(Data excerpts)

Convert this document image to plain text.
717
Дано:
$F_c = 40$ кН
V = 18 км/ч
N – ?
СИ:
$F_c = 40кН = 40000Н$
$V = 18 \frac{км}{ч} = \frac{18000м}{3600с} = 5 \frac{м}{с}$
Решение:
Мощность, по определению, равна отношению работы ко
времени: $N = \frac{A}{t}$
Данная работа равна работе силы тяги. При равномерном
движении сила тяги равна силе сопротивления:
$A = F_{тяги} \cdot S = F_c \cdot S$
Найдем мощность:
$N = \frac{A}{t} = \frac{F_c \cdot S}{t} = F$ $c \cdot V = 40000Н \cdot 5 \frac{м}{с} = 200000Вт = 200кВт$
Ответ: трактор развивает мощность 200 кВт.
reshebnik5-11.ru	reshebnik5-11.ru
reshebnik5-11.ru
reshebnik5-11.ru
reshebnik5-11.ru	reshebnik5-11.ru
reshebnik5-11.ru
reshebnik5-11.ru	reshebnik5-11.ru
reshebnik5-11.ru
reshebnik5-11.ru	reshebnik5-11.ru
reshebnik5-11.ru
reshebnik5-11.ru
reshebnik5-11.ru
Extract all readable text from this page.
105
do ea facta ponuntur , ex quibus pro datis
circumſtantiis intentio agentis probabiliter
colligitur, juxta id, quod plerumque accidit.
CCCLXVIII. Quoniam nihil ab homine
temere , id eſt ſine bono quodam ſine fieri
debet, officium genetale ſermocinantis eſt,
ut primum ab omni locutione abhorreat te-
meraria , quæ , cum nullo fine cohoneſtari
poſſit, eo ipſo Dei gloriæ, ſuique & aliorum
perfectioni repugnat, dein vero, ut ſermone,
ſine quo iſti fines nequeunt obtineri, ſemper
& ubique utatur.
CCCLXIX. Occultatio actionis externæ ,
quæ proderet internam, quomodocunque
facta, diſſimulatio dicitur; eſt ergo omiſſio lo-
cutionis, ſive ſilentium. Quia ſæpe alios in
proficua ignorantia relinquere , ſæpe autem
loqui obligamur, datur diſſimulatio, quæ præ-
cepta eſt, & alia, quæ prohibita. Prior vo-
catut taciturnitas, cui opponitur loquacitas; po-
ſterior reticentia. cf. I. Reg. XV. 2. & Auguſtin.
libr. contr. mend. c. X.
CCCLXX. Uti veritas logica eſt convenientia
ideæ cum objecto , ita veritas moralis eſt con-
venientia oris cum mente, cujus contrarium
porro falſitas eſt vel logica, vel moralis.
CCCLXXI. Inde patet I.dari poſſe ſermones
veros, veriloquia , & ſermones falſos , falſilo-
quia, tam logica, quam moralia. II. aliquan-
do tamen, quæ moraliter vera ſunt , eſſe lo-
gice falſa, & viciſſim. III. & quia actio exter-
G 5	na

### WHAT TO PRODUCE
Extract each line from the entries above that contains the string "frac".

### CORRECT RESULT
$V = 18 \frac{км}{ч} = \frac{18000м}{3600с} = 5 \frac{м}{с}$
времени: $N = \frac{A}{t}$
$N = \frac{A}{t} = \frac{F_c \cdot S}{t} = F$ $c \cdot V = 40000Н \cdot 5 \frac{м}{с} = 200000Вт = 200кВт$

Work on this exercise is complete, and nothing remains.